**Work to do:** In the following material, identify every line holding the string "指公司级领导" and return it.

[BEGIN Material provided]

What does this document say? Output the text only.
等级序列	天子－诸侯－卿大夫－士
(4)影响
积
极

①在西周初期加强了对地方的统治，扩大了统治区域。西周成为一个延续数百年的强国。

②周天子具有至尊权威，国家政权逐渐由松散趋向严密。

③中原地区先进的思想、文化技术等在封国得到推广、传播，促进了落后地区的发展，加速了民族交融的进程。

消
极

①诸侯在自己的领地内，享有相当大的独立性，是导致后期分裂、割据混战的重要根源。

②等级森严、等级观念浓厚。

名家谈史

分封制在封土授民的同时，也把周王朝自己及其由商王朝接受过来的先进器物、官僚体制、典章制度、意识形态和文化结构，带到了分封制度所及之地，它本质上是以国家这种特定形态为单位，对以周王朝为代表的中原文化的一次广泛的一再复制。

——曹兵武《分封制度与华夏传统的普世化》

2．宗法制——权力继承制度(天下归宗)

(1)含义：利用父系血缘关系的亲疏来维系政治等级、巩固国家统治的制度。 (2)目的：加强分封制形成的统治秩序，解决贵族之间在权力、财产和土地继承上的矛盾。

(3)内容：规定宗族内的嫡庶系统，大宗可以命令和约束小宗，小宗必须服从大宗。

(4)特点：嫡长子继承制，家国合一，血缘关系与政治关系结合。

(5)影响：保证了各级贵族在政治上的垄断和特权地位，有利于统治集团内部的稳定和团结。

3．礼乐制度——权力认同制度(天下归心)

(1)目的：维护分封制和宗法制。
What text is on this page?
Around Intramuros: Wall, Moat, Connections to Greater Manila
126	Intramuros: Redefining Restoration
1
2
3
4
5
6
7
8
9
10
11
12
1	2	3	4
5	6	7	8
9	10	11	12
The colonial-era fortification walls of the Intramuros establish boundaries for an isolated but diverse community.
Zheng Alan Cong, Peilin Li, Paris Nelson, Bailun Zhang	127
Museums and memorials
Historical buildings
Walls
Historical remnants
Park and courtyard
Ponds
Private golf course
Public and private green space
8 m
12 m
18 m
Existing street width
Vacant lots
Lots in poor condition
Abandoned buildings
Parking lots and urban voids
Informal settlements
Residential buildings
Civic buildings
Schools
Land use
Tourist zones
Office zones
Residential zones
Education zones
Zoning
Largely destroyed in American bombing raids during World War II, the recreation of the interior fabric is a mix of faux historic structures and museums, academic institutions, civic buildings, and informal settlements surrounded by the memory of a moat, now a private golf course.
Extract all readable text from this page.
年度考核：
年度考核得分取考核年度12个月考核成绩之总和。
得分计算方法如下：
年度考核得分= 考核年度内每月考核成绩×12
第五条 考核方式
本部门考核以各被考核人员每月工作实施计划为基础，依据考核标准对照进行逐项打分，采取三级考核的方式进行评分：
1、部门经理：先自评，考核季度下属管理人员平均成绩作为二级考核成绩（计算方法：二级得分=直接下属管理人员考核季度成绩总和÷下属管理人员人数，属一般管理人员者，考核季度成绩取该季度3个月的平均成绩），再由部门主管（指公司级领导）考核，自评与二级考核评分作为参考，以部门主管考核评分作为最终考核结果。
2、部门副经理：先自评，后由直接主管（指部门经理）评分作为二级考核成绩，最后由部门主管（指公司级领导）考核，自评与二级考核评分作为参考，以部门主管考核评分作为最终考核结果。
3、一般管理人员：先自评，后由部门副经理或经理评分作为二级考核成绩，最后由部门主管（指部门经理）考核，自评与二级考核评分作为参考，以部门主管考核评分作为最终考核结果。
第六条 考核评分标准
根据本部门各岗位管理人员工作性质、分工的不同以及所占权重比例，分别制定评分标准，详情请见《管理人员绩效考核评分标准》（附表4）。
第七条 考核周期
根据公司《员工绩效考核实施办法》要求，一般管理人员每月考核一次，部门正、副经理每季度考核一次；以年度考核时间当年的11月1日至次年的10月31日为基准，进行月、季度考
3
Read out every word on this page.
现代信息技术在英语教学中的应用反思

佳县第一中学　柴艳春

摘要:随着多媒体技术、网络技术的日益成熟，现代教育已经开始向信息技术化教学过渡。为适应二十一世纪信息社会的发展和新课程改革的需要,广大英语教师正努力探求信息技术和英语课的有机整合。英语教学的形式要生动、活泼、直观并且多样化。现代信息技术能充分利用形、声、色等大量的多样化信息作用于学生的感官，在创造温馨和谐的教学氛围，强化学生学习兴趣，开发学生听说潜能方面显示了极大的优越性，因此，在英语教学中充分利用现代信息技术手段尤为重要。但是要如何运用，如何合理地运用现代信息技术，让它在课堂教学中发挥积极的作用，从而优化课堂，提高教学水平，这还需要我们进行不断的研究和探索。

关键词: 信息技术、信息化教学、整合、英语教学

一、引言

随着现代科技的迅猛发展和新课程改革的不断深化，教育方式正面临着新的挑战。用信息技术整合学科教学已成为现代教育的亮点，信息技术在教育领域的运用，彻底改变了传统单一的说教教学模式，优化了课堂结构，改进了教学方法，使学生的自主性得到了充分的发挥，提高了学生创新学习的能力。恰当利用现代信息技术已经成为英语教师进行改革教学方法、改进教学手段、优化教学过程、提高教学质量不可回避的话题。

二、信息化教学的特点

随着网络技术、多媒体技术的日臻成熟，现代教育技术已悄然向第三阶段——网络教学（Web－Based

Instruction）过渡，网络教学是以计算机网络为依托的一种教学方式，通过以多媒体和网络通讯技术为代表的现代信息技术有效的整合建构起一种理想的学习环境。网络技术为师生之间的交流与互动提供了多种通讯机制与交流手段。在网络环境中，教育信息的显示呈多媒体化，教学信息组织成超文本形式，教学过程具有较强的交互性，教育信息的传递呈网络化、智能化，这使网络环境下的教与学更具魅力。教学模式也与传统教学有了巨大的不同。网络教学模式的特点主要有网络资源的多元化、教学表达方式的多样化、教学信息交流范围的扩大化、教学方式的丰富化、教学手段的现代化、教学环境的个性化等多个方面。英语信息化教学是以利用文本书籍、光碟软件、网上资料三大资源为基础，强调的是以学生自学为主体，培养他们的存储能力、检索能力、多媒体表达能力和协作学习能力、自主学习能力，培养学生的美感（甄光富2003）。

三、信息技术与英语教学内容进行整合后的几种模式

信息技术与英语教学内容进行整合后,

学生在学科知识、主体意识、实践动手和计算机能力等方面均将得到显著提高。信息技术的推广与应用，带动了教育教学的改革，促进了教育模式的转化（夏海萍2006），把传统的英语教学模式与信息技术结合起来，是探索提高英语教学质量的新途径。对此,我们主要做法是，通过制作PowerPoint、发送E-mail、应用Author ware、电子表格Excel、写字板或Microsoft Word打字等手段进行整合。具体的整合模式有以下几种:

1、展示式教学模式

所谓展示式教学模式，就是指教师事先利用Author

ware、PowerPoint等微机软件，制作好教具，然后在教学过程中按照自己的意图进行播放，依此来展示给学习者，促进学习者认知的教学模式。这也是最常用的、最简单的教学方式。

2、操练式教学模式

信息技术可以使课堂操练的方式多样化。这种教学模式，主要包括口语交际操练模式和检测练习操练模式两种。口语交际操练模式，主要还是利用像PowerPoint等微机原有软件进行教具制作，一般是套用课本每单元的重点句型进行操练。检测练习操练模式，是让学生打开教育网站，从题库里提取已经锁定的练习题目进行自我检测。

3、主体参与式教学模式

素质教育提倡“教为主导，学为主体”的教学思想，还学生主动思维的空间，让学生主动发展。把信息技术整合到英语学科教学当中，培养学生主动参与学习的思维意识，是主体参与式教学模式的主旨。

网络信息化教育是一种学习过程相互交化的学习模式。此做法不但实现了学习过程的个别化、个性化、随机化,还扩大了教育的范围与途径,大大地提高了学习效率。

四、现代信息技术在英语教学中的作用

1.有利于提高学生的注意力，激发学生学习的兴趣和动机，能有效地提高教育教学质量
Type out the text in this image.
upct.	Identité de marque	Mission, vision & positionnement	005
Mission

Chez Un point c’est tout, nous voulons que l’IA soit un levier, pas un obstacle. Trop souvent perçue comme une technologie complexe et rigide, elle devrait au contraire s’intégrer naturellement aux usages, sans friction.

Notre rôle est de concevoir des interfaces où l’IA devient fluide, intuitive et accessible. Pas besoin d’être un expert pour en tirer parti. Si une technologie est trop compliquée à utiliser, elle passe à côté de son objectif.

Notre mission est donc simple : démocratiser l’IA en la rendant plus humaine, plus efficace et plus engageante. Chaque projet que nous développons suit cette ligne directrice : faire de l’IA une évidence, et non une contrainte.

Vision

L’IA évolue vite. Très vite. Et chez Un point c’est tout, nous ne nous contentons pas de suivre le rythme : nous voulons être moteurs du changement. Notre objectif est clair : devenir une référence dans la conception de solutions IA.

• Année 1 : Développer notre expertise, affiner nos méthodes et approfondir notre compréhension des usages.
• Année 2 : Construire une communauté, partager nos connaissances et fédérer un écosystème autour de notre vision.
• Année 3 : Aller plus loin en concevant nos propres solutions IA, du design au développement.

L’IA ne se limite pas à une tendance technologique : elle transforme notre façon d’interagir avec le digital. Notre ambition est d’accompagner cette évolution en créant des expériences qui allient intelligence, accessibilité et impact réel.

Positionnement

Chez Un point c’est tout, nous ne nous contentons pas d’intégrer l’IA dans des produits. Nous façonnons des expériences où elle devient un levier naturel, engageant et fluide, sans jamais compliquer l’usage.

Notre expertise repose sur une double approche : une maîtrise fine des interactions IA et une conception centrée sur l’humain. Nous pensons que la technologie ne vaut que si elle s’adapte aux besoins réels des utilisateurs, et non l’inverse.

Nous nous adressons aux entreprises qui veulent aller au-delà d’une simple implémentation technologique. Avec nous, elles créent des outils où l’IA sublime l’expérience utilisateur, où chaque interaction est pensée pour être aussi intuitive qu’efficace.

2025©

[END Material provided]

**Output of the exercise:**
1、部门经理：先自评，考核季度下属管理人员平均成绩作为二级考核成绩（计算方法：二级得分=直接下属管理人员考核季度成绩总和÷下属管理人员人数，属一般管理人员者，考核季度成绩取该季度3个月的平均成绩），再由部门主管（指公司级领导）考核，自评与二级考核评分作为参考，以部门主管考核评分作为最终考核结果。
2、部门副经理：先自评，后由直接主管（指部门经理）评分作为二级考核成绩，最后由部门主管（指公司级领导）考核，自评与二级考核评分作为参考，以部门主管考核评分作为最终考核结果。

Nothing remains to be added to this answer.